═════ Excerpted data

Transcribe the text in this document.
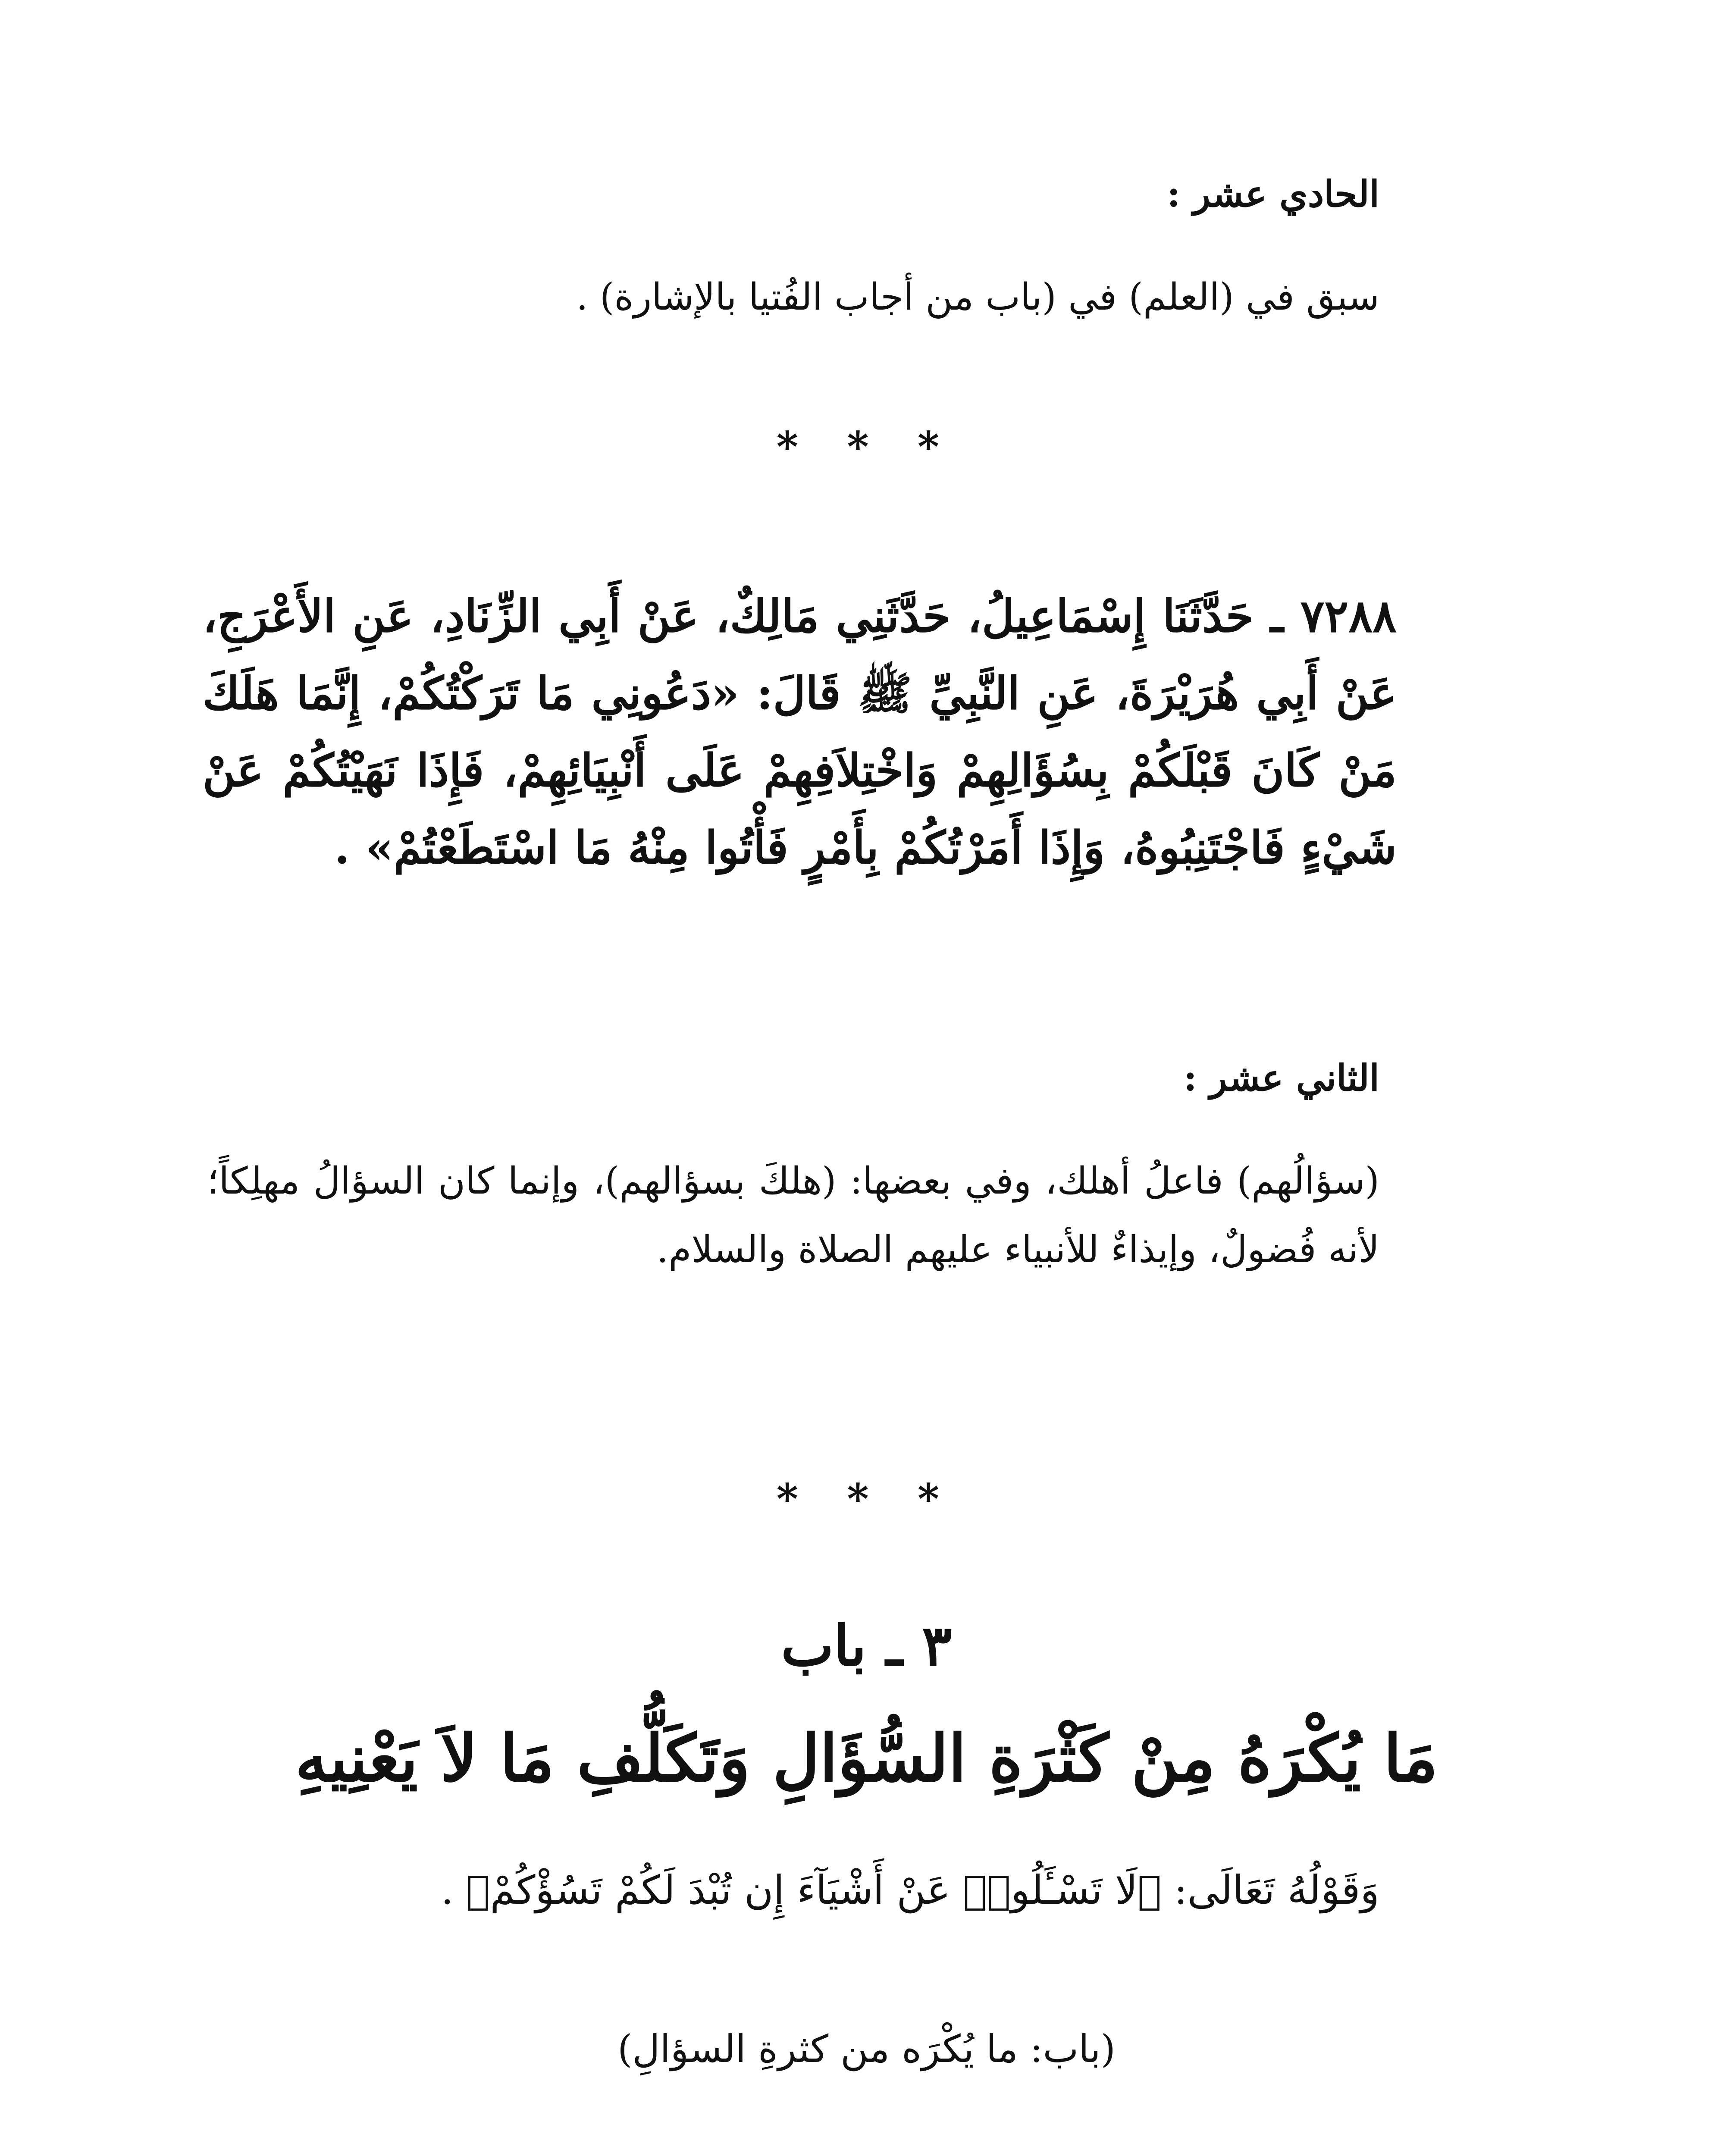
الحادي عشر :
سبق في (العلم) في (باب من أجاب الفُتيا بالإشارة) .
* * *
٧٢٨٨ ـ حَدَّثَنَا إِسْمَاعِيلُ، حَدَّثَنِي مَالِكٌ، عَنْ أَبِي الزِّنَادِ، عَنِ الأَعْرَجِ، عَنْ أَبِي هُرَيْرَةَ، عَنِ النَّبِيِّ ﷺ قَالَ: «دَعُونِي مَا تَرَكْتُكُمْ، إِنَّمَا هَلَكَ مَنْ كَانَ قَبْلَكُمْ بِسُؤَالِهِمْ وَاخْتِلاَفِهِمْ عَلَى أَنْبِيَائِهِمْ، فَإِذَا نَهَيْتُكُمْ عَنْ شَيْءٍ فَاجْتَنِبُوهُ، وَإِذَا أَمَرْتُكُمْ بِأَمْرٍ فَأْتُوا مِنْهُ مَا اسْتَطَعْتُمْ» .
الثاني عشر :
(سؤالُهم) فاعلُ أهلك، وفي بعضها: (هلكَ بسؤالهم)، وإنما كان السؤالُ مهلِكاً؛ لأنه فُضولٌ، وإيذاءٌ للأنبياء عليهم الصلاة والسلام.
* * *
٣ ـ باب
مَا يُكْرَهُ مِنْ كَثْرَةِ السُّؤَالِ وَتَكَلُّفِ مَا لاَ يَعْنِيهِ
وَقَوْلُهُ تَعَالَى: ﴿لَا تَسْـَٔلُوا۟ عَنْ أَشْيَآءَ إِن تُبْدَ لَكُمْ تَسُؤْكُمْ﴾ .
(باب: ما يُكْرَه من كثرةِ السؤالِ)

══════════

Reproduce the data verbatim. Do not carry any picture into the copy.

Transcribe the text in this document.
الحادي عشر :
سبق في (العلم) في (باب من أجاب الفُتيا بالإشارة) .
* * *
٧٢٨٨ ـ حَدَّثَنَا إِسْمَاعِيلُ، حَدَّثَنِي مَالِكٌ، عَنْ أَبِي الزِّنَادِ، عَنِ الأَعْرَجِ، عَنْ أَبِي هُرَيْرَةَ، عَنِ النَّبِيِّ ﷺ قَالَ: «دَعُونِي مَا تَرَكْتُكُمْ، إِنَّمَا هَلَكَ مَنْ كَانَ قَبْلَكُمْ بِسُؤَالِهِمْ وَاخْتِلاَفِهِمْ عَلَى أَنْبِيَائِهِمْ، فَإِذَا نَهَيْتُكُمْ عَنْ شَيْءٍ فَاجْتَنِبُوهُ، وَإِذَا أَمَرْتُكُمْ بِأَمْرٍ فَأْتُوا مِنْهُ مَا اسْتَطَعْتُمْ» .
الثاني عشر :
(سؤالُهم) فاعلُ أهلك، وفي بعضها: (هلكَ بسؤالهم)، وإنما كان السؤالُ مهلِكاً؛ لأنه فُضولٌ، وإيذاءٌ للأنبياء عليهم الصلاة والسلام.
* * *
٣ ـ باب
مَا يُكْرَهُ مِنْ كَثْرَةِ السُّؤَالِ وَتَكَلُّفِ مَا لاَ يَعْنِيهِ
وَقَوْلُهُ تَعَالَى: ﴿لَا تَسْـَٔلُوا۟ عَنْ أَشْيَآءَ إِن تُبْدَ لَكُمْ تَسُؤْكُمْ﴾ .
(باب: ما يُكْرَه من كثرةِ السؤالِ)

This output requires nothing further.